■ **EXERCISE DETAILS**
Scan the records for the string "JSON"; copy each line where it occurs.

■ **INPUT**
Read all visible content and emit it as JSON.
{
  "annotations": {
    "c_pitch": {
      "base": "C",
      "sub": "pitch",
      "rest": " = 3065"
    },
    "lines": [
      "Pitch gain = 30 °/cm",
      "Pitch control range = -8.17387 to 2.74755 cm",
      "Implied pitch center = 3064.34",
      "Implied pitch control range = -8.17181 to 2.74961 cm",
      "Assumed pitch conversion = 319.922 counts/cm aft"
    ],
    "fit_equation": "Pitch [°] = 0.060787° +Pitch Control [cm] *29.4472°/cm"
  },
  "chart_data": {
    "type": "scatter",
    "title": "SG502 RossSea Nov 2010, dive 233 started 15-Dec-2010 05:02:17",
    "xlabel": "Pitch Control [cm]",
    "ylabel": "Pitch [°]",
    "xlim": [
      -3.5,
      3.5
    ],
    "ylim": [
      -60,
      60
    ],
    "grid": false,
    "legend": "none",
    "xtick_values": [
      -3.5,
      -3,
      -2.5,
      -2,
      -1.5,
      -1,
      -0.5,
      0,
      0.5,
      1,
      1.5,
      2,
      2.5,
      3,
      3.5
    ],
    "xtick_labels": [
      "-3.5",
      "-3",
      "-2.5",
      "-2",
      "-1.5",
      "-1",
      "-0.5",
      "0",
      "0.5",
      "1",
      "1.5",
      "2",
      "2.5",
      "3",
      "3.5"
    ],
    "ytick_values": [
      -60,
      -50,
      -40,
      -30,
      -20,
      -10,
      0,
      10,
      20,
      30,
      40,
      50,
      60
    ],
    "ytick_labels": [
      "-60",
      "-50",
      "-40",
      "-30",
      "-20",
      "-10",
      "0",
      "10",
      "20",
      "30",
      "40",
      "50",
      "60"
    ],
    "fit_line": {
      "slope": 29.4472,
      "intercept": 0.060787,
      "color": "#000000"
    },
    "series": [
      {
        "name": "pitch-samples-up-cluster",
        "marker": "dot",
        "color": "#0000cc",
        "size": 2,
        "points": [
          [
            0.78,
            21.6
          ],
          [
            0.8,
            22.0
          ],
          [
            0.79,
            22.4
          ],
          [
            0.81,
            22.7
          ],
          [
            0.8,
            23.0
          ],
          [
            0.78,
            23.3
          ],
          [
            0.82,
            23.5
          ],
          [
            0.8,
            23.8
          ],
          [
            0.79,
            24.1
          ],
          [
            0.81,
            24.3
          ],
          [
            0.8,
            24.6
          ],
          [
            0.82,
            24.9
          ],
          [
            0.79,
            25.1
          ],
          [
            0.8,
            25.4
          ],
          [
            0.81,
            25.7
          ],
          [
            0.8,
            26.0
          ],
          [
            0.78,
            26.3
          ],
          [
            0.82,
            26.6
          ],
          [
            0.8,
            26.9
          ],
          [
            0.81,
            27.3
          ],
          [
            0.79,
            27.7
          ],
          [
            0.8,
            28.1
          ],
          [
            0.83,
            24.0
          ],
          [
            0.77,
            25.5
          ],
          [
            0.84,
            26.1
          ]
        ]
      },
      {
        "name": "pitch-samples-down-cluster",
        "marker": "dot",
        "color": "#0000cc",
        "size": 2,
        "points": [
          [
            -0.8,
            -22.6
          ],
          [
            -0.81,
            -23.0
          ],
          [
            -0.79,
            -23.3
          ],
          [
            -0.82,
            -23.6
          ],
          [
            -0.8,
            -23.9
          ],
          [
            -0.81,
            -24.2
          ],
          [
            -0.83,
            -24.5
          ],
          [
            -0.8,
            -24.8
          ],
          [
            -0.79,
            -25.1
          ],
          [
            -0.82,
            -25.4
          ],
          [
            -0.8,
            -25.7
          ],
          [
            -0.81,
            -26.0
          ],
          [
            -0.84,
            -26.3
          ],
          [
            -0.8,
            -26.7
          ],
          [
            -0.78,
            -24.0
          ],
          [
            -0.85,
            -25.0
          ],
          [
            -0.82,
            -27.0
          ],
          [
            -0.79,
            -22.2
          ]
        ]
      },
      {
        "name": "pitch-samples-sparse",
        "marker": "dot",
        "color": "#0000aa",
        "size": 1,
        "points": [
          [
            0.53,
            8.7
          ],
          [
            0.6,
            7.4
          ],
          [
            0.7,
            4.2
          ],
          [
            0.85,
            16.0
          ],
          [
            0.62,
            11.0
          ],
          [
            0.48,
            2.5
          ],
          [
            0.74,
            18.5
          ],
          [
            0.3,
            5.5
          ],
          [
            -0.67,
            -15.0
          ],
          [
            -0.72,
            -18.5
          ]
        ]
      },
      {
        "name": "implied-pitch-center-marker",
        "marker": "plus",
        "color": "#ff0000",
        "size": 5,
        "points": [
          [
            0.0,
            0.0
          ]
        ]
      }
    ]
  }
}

==

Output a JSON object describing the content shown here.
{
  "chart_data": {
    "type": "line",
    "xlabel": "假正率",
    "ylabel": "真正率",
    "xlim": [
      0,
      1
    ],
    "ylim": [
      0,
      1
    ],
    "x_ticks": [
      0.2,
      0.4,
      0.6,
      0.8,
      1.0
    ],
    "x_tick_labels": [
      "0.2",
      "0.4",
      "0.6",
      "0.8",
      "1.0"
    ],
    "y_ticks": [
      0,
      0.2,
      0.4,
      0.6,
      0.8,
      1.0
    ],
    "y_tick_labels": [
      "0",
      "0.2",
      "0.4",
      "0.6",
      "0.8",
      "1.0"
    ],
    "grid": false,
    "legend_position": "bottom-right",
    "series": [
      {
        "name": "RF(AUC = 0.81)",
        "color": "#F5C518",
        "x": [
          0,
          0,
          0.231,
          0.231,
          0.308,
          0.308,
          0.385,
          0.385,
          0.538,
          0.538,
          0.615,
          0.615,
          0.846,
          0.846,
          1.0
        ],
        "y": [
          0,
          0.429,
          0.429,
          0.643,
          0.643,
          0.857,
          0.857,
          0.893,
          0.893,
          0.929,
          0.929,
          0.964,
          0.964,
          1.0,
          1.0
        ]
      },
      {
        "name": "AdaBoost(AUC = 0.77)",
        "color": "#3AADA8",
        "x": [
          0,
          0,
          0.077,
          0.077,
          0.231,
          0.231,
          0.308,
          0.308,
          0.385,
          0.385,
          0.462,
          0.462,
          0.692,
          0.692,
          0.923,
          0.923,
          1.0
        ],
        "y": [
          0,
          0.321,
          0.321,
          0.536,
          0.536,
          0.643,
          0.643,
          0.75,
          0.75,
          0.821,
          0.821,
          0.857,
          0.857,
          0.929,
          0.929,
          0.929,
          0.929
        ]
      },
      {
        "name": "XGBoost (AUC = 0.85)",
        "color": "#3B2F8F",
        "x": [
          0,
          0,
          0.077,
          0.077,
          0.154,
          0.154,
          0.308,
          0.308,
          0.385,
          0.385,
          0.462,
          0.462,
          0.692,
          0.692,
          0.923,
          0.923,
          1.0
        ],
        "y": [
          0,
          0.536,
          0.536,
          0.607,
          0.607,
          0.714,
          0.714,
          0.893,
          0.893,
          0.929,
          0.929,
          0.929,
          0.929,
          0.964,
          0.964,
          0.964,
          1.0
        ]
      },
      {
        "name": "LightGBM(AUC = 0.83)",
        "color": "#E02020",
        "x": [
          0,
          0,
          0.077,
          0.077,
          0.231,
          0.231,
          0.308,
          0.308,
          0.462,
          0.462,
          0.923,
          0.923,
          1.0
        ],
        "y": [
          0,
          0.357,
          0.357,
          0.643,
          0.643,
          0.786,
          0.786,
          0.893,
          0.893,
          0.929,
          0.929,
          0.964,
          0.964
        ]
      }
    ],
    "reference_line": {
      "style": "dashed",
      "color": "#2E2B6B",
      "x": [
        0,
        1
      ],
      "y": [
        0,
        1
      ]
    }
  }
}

■ **EXERCISE RESULT**
Read all visible content and emit it as JSON.
Output a JSON object describing the content shown here.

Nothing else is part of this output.